» **Page excerpt**:
══════

While that makes sense to a point and we did tip over a coaster with a deck load of lumber in Leningrad due to lack of ballast, but we recovered, lucky for us the lines kept us from rolling all the way. I am not sure I agree a hundred percent. The ballast on the wrong side of the ship will certainly introduce heeling? and if there is already too much weight on that side effect stability to the point of capsizing?

In that vein here is an article about a Jumboship accident in Albany, NY-USA in 2004, when reading it slowly one becomes a bit suspicious of the heeling tanks...

http://www.findarticles.com/p/articles/mi_qa4442/is_200407/ai_n16065376


----------



## Cisco

Point taken from randc.....one little problem does not make a capsize..but combine heeling tank problems with a tender ship.....more tender than in her seagoing state....with unlashed cargo...with sill immersion....

I recall a big swedish ro ro...new ship...at anchor off Famagusta in the late 70's iirc...took several days to roll over but roll over she eventually did.


----------



## UmbornePirate

*Salvage Contract Awarded*

I see Smits have been awarded the Salvage Contract

Pirate


----------



## Hawkeye

Hi



Cisco said:


> Point taken from randc.....one little problem does not make a capsize..but combine heeling tank problems with a tender ship.....more tender than in her seagoing state....with unlashed cargo...with sill immersion....
> 
> I recall a big swedish ro ro...new ship...at anchor off Famagusta in the late 70's iirc...took several days to roll over but roll over she eventually did.


Would this be the Zenobia, a sister ship to the two large freighters purchased by Sealink and converted into passenger ships, then named Fantasia & Fiesta.

Regards
Karl


----------



## UmbornePirate

*ZENOBIA details*



Cisco said:


> ...... I recall a big swedish ro ro...new ship...at anchor off Famagusta in the late 70's iirc...took several days to roll over but roll over she eventually did.


Cisco

Your memory serves you well. The following report tells it clearly.



Der Norske Veritas said:


> The Zenobia capsized in rough weather off Cyprus on 7 June 1980. It was an 8900 GRT Swedish Ro-Ro passenger ferry, built in 1979. It was sailing from Koper (Yugoslavia) to Tartous (Syria), with a cargo of trucks and trailers, 121 passengers/drivers and 30 crew. It had been ballasted incorrectly, giving low stability with GM of 0.9m. During a storm on 2 June, the autopilot failed while an officer was demonstrating its use, leaving the rudder hard to starboard, causing a 10deg port list. The cargo of 3000 tonnes shifted due to poor lashing, causing a 40deg list. 150 people evacuated by lifeboat, while the master remained on board.

══════

» **Recorded data**:
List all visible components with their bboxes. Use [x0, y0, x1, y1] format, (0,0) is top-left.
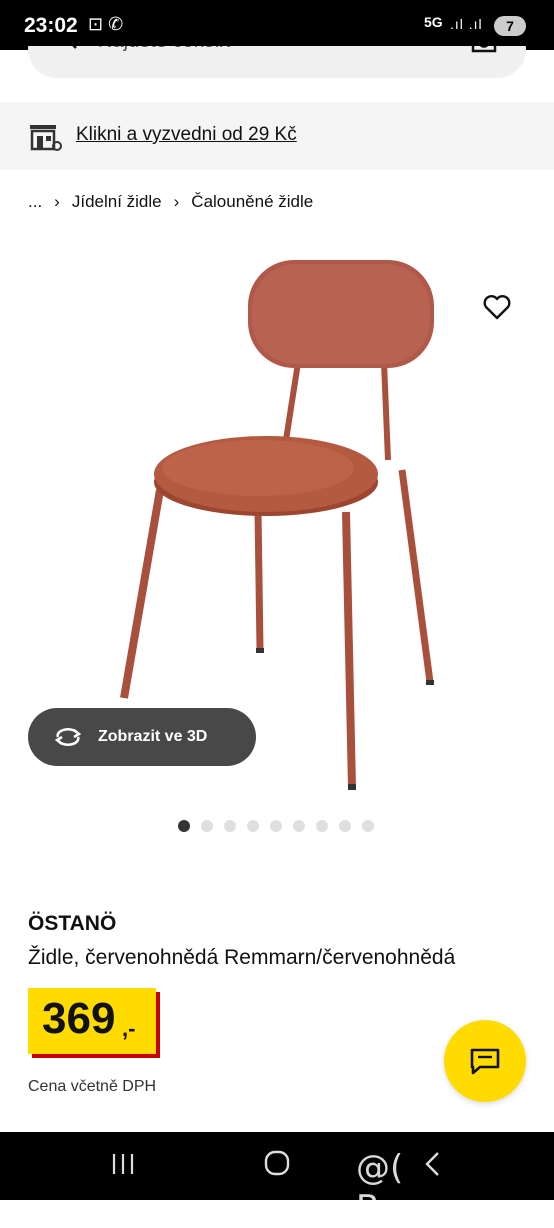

══════

» **Your tasks**:
1) In the ship-stability forum thread above, can you print the stretch from "Your memory serves" through "remained on board."?
2) Answer these from the ship-stability forum thread above:
(a) Which firm was awarded the salvage contract?
(b) On what date did the Zenobia capsize?
(c) What GM did the incorrect ballasting give the Zenobia?
3) Can you pick up the ship-stability forum thread about the Zenobia from the point where it stops?

» **Answers to the tasks**:
1)
Your memory serves you well. The following report tells it clearly.



Der Norske Veritas said:


> The Zenobia capsized in rough weather off Cyprus on 7 June 1980. It was an 8900 GRT Swedish Ro-Ro passenger ferry, built in 1979. It was sailing from Koper (Yugoslavia) to Tartous (Syria), with a cargo of trucks and trailers, 121 passengers/drivers and 30 crew. It had been ballasted incorrectly, giving low stability with GM of 0.9m. During a storm on 2 June, the autopilot failed while an officer was demonstrating its use, leaving the rudder hard to starboard, causing a 10deg port list. The cargo of 3000 tonnes shifted due to poor lashing, causing a 40deg list. 150 people evacuated by lifeboat, while the master remained on board.

2)
(a) Smits
(b) 7 June 1980
(c) 0.9m

3)
> 
> The vessel was towed into sheltered water, and the list was reduced to 4deg by pumping water out and ballasting the starboard tanks, allowing the cargo to be discharged. After 16 hours, the vessel again listed to port due to failure of the stabilising tank control. It took in water through an open pilot door and capsized after 2 hours. No lives were lost.
> 
> Ref : Hooke, N. (1989) : "Modern Shipping Disasters", Lloyds of London Press, London.
> Boyce, J. et al (1980) : "Ro-Ro Ships and their Market Role", Fairplay, London.
> Lloyds List, 3-8 June 1980.


The emphasis is mine, I agree with you that there could be be similarities in this latest incident.

Pirate


----------



## UmbornePirate

*Abnormally tender*

I have had a few bumpy trips in the North Sea but not in a Ro-Ro. There is a interesting account written by a long term passenger on the Repubblica di Genova of a rough ride between Amsterdam & Hamburg. See the passenger's diary entries for Nov 12 and Nov 13 2006 here. 

To my mind this is a description of a voyage with abnormally tender stability, or is it often like this?

All the best

Pirate


----------



## UmbornePirate

*One year on*

Just over a year since she capsized in Antwerp docks, the ex Republica di Genova is back at sea as a "dead ship", under tow of the tug Salvigilant and on AIS. They are en route to Korea for repair and overhaul before returning to trade as the Daewoo Frontier. They are making 8 knots and enter the Dover TSS later tonight.

Pirate


----------



## billmaca

like the Riverdance at Blackpool this one does'nt seem to have a lot of ship bellow the water


----------



## pat

Saw the Daewood Frontier being towed passed Vlissingen enroute to Korea yesterday afternoon and thought she must be the Grimaldi Genova that capsized about a year ago in Antwerp so she will be back in service again after Korea so will see her again pass by on her way to and from Antwerp in due course.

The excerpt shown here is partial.